Work required> Work out the number of lines with the word "ylabel" in the material below, then reply with that number only.

Start

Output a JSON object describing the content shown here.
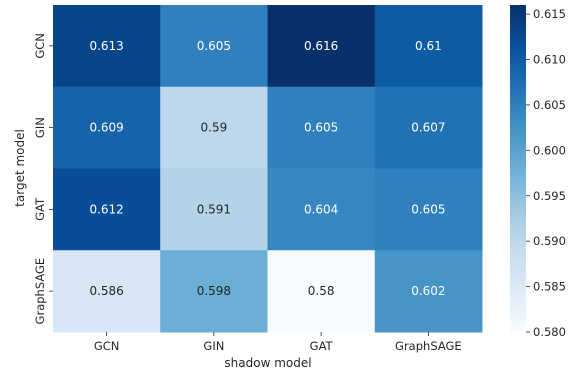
{
  "chart_data": {
    "type": "heatmap",
    "xlabel": "shadow model",
    "ylabel": "target model",
    "x_categories": [
      "GCN",
      "GIN",
      "GAT",
      "GraphSAGE"
    ],
    "y_categories": [
      "GCN",
      "GIN",
      "GAT",
      "GraphSAGE"
    ],
    "values": [
      [
        0.613,
        0.605,
        0.616,
        0.61
      ],
      [
        0.609,
        0.59,
        0.605,
        0.607
      ],
      [
        0.612,
        0.591,
        0.604,
        0.605
      ],
      [
        0.586,
        0.598,
        0.58,
        0.602
      ]
    ],
    "value_labels": [
      [
        "0.613",
        "0.605",
        "0.616",
        "0.61"
      ],
      [
        "0.609",
        "0.59",
        "0.605",
        "0.607"
      ],
      [
        "0.612",
        "0.591",
        "0.604",
        "0.605"
      ],
      [
        "0.586",
        "0.598",
        "0.58",
        "0.602"
      ]
    ],
    "colormap": "Blues",
    "vmin": 0.58,
    "vmax": 0.616,
    "colorbar_ticks": [
      0.58,
      0.585,
      0.59,
      0.595,
      0.6,
      0.605,
      0.61,
      0.615
    ],
    "colorbar_tick_labels": [
      "0.580",
      "0.585",
      "0.590",
      "0.595",
      "0.600",
      "0.605",
      "0.610",
      "0.615"
    ],
    "grid": false
  }
}
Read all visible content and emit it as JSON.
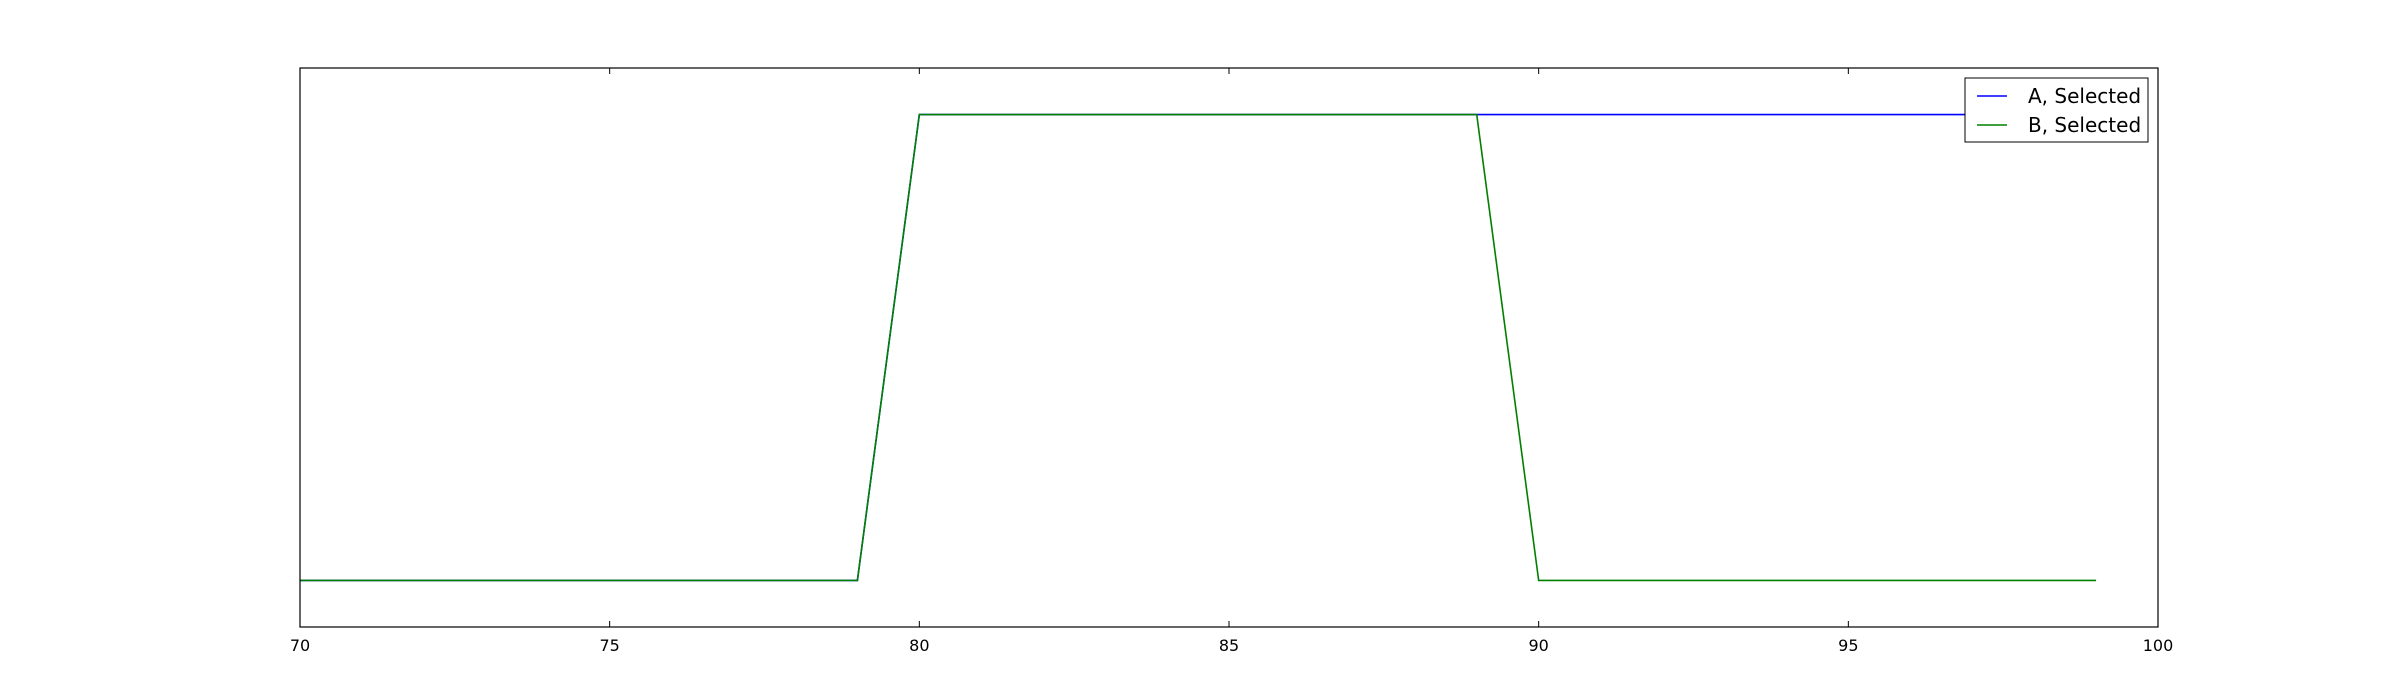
{
  "chart_data": {
    "type": "line",
    "title": "",
    "xlabel": "",
    "ylabel": "",
    "xlim": [
      70,
      100
    ],
    "ylim": [
      -0.1,
      1.1
    ],
    "x_ticks": [
      70,
      75,
      80,
      85,
      90,
      95,
      100
    ],
    "x_tick_labels": [
      "70",
      "75",
      "80",
      "85",
      "90",
      "95",
      "100"
    ],
    "y_ticks_visible": false,
    "grid": false,
    "legend_position": "top-right",
    "series": [
      {
        "name": "A, Selected",
        "color": "#0000ff",
        "x": [
          70,
          71,
          72,
          73,
          74,
          75,
          76,
          77,
          78,
          79,
          80,
          81,
          82,
          83,
          84,
          85,
          86,
          87,
          88,
          89,
          90,
          91,
          92,
          93,
          94,
          95,
          96,
          97,
          98,
          99
        ],
        "y": [
          0,
          0,
          0,
          0,
          0,
          0,
          0,
          0,
          0,
          0,
          1,
          1,
          1,
          1,
          1,
          1,
          1,
          1,
          1,
          1,
          1,
          1,
          1,
          1,
          1,
          1,
          1,
          1,
          1,
          1
        ]
      },
      {
        "name": "B, Selected",
        "color": "#008000",
        "x": [
          70,
          71,
          72,
          73,
          74,
          75,
          76,
          77,
          78,
          79,
          80,
          81,
          82,
          83,
          84,
          85,
          86,
          87,
          88,
          89,
          90,
          91,
          92,
          93,
          94,
          95,
          96,
          97,
          98,
          99
        ],
        "y": [
          0,
          0,
          0,
          0,
          0,
          0,
          0,
          0,
          0,
          0,
          1,
          1,
          1,
          1,
          1,
          1,
          1,
          1,
          1,
          1,
          0,
          0,
          0,
          0,
          0,
          0,
          0,
          0,
          0,
          0
        ]
      }
    ]
  }
}
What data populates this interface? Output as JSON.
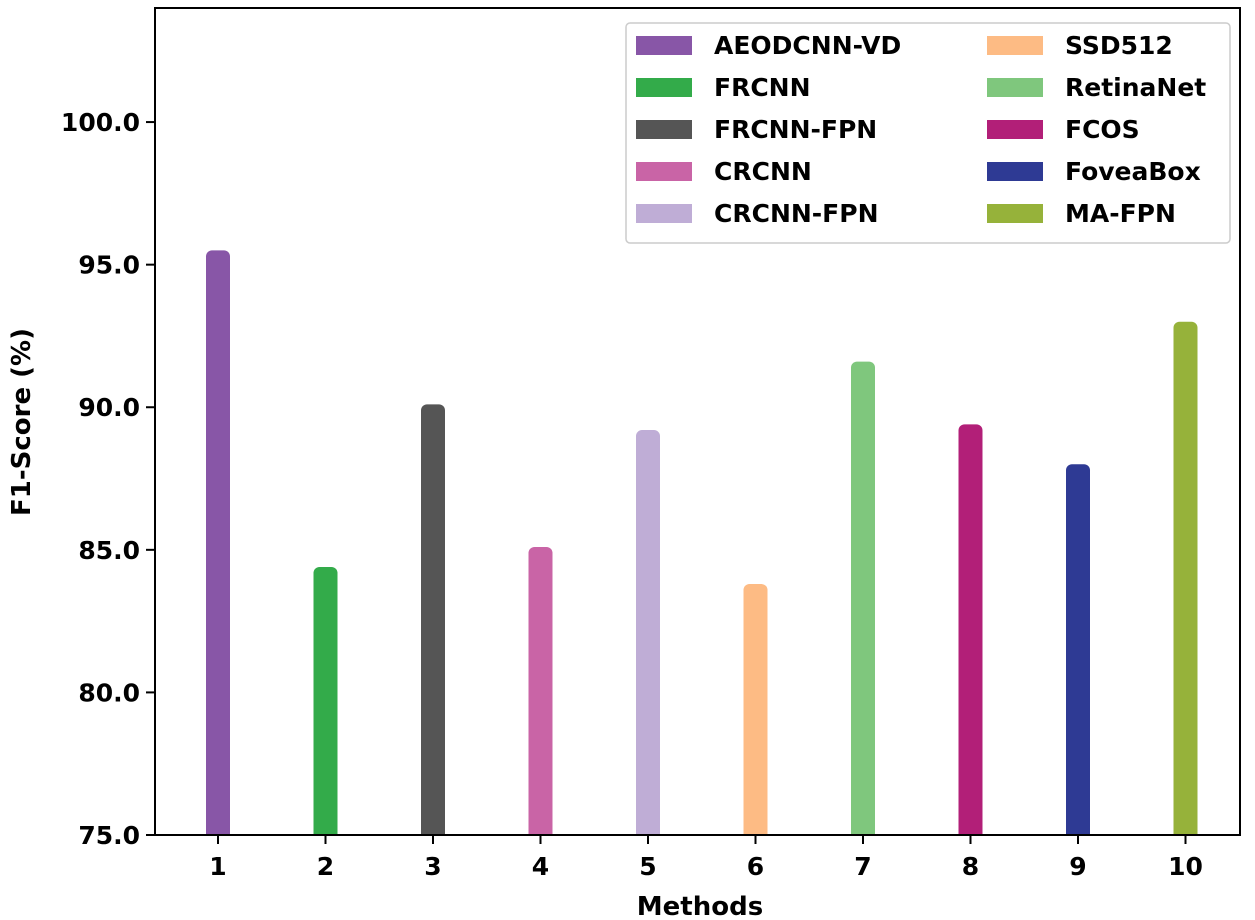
{
  "chart_data": {
    "type": "bar",
    "title": "",
    "xlabel": "Methods",
    "ylabel": "F1-Score (%)",
    "ylim": [
      75,
      104
    ],
    "yticks": [
      75,
      80,
      85,
      90,
      95,
      100
    ],
    "ytick_labels": [
      "75.0",
      "80.0",
      "85.0",
      "90.0",
      "95.0",
      "100.0"
    ],
    "categories": [
      "1",
      "2",
      "3",
      "4",
      "5",
      "6",
      "7",
      "8",
      "9",
      "10"
    ],
    "grid": false,
    "legend_position": "top-right",
    "series": [
      {
        "name": "AEODCNN-VD",
        "category": "1",
        "value": 95.5,
        "color": "#8856a7"
      },
      {
        "name": "FRCNN",
        "category": "2",
        "value": 84.4,
        "color": "#33ab4a"
      },
      {
        "name": "FRCNN-FPN",
        "category": "3",
        "value": 90.1,
        "color": "#555555"
      },
      {
        "name": "CRCNN",
        "category": "4",
        "value": 85.1,
        "color": "#c964a6"
      },
      {
        "name": "CRCNN-FPN",
        "category": "5",
        "value": 89.2,
        "color": "#bfadd6"
      },
      {
        "name": "SSD512",
        "category": "6",
        "value": 83.8,
        "color": "#fdbb84"
      },
      {
        "name": "RetinaNet",
        "category": "7",
        "value": 91.6,
        "color": "#7fc77d"
      },
      {
        "name": "FCOS",
        "category": "8",
        "value": 89.4,
        "color": "#b21f78"
      },
      {
        "name": "FoveaBox",
        "category": "9",
        "value": 88.0,
        "color": "#2e3a94"
      },
      {
        "name": "MA-FPN",
        "category": "10",
        "value": 93.0,
        "color": "#96b23a"
      }
    ]
  }
}
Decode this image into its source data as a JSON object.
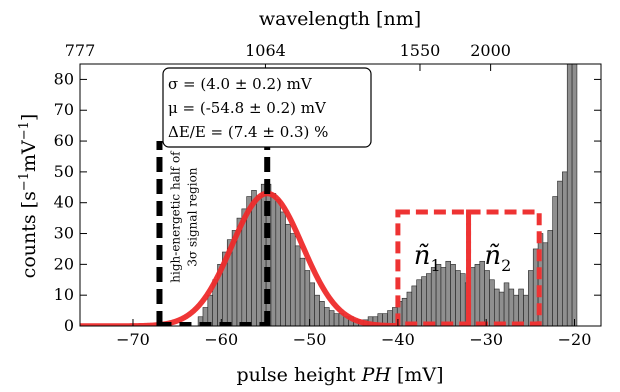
{
  "chart_data": {
    "type": "bar",
    "xlabel": "pulse height PH [mV]",
    "ylabel": "counts [s⁻¹mV⁻¹]",
    "top_xlabel": "wavelength [nm]",
    "xlim": [
      -76,
      -17
    ],
    "ylim": [
      0,
      85
    ],
    "xticks": [
      -70,
      -60,
      -50,
      -40,
      -30,
      -20
    ],
    "yticks": [
      0,
      10,
      20,
      30,
      40,
      50,
      60,
      70,
      80
    ],
    "top_ticks": [
      {
        "label": "777",
        "x": -76.0
      },
      {
        "label": "1064",
        "x": -55.0
      },
      {
        "label": "1550",
        "x": -37.5
      },
      {
        "label": "2000",
        "x": -29.5
      }
    ],
    "bin_width": 0.55,
    "histogram": {
      "x": [
        -62.35,
        -61.8,
        -61.25,
        -60.7,
        -60.15,
        -59.6,
        -59.05,
        -58.5,
        -57.95,
        -57.4,
        -56.85,
        -56.3,
        -55.75,
        -55.2,
        -54.65,
        -54.1,
        -53.55,
        -53.0,
        -52.45,
        -51.9,
        -51.35,
        -50.8,
        -50.25,
        -49.7,
        -49.15,
        -48.6,
        -48.05,
        -47.5,
        -46.95,
        -46.4,
        -45.85,
        -45.3,
        -44.75,
        -44.2,
        -43.65,
        -43.1,
        -42.55,
        -42.0,
        -41.45,
        -40.9,
        -40.35,
        -39.8,
        -39.25,
        -38.7,
        -38.15,
        -37.6,
        -37.05,
        -36.5,
        -35.95,
        -35.4,
        -34.85,
        -34.3,
        -33.75,
        -33.2,
        -32.65,
        -32.1,
        -31.55,
        -31.0,
        -30.45,
        -29.9,
        -29.35,
        -28.8,
        -28.25,
        -27.7,
        -27.15,
        -26.6,
        -26.05,
        -25.5,
        -24.95,
        -24.4,
        -23.85,
        -23.3,
        -22.75,
        -22.2,
        -21.65,
        -21.1,
        -20.55,
        -20.0
      ],
      "counts": [
        3,
        6,
        10,
        15,
        20,
        24,
        28,
        31,
        35,
        38,
        42,
        44,
        42,
        46,
        46,
        43,
        41,
        37,
        33,
        30,
        26,
        22,
        18,
        14,
        10,
        8,
        6,
        5,
        4,
        4,
        3,
        3,
        2,
        2,
        2,
        3,
        3,
        4,
        4,
        5,
        6,
        8,
        9,
        11,
        13,
        15,
        16,
        17,
        19,
        20,
        19,
        21,
        20,
        18,
        17,
        14,
        19,
        20,
        21,
        18,
        15,
        12,
        11,
        14,
        12,
        10,
        12,
        10,
        18,
        25,
        30,
        27,
        31,
        42,
        47,
        50,
        85,
        85
      ]
    },
    "gaussian_fit": {
      "name": "fit",
      "amplitude": 43,
      "mu": -54.8,
      "sigma": 4.0,
      "x_range": [
        -76,
        -40
      ]
    },
    "signal_region": {
      "label": "high-energetic half of 3σ signal region",
      "x_lines": [
        -67.0,
        -54.8
      ],
      "y_top": 60
    },
    "boxes": [
      {
        "label": "ñ",
        "sub": "1",
        "x": [
          -40.0,
          -32.0
        ],
        "y": [
          0,
          37
        ]
      },
      {
        "label": "ñ",
        "sub": "2",
        "x": [
          -32.0,
          -24.0
        ],
        "y": [
          0,
          37
        ]
      }
    ],
    "annotation": {
      "lines": [
        "σ = (4.0 ± 0.2) mV",
        "μ = (-54.8 ± 0.2) mV",
        "ΔE/E = (7.4 ± 0.3) %"
      ]
    },
    "colors": {
      "bar_fill": "#8f8f8f",
      "bar_stroke": "#222222",
      "fit": "#ee2b2b",
      "box": "#ee3333",
      "signal_lines": "#000000"
    }
  }
}
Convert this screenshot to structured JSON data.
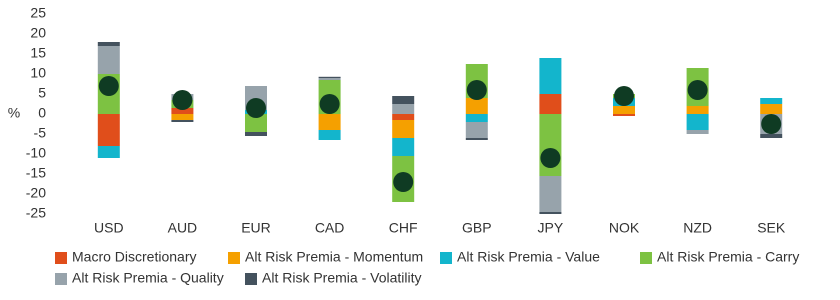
{
  "chart_data": {
    "type": "bar",
    "stacked": true,
    "y_label": "%",
    "categories": [
      "USD",
      "AUD",
      "EUR",
      "CAD",
      "CHF",
      "GBP",
      "JPY",
      "NOK",
      "NZD",
      "SEK"
    ],
    "series": [
      {
        "name": "Macro Discretionary",
        "color": "#e04e1b",
        "values": [
          -8,
          1.5,
          0,
          0,
          -1.5,
          0,
          5,
          -0.5,
          0,
          0
        ]
      },
      {
        "name": "Alt Risk Premia - Momentum",
        "color": "#f5a000",
        "values": [
          0,
          -1.5,
          0,
          -4,
          -4.5,
          4,
          0,
          2,
          2,
          2.5
        ]
      },
      {
        "name": "Alt Risk Premia - Value",
        "color": "#13b5cc",
        "values": [
          -3,
          0,
          1,
          -2.5,
          -4.5,
          -2,
          9,
          2,
          -4,
          1.5
        ]
      },
      {
        "name": "Alt Risk Premia - Carry",
        "color": "#7dc242",
        "values": [
          10,
          2,
          -4.5,
          8.5,
          -11.5,
          8.5,
          -15.5,
          1,
          9.5,
          0
        ]
      },
      {
        "name": "Alt Risk Premia - Quality",
        "color": "#97a3ab",
        "values": [
          7,
          1.5,
          6,
          0.5,
          2.5,
          -4,
          -9,
          0,
          -1,
          -5
        ]
      },
      {
        "name": "Alt Risk Premia - Volatility",
        "color": "#44525e",
        "values": [
          1,
          -0.5,
          -1,
          0.3,
          2,
          -0.5,
          -0.5,
          0,
          0,
          -1
        ]
      }
    ],
    "totals": [
      7,
      3.5,
      1.5,
      2.5,
      -17,
      6,
      -11,
      4.5,
      6,
      -2.5
    ],
    "totals_color": "#0f3b23",
    "ylim": [
      -25,
      25
    ],
    "yticks": [
      -25,
      -20,
      -15,
      -10,
      -5,
      0,
      5,
      10,
      15,
      20,
      25
    ],
    "grid": false
  }
}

End

Response> 4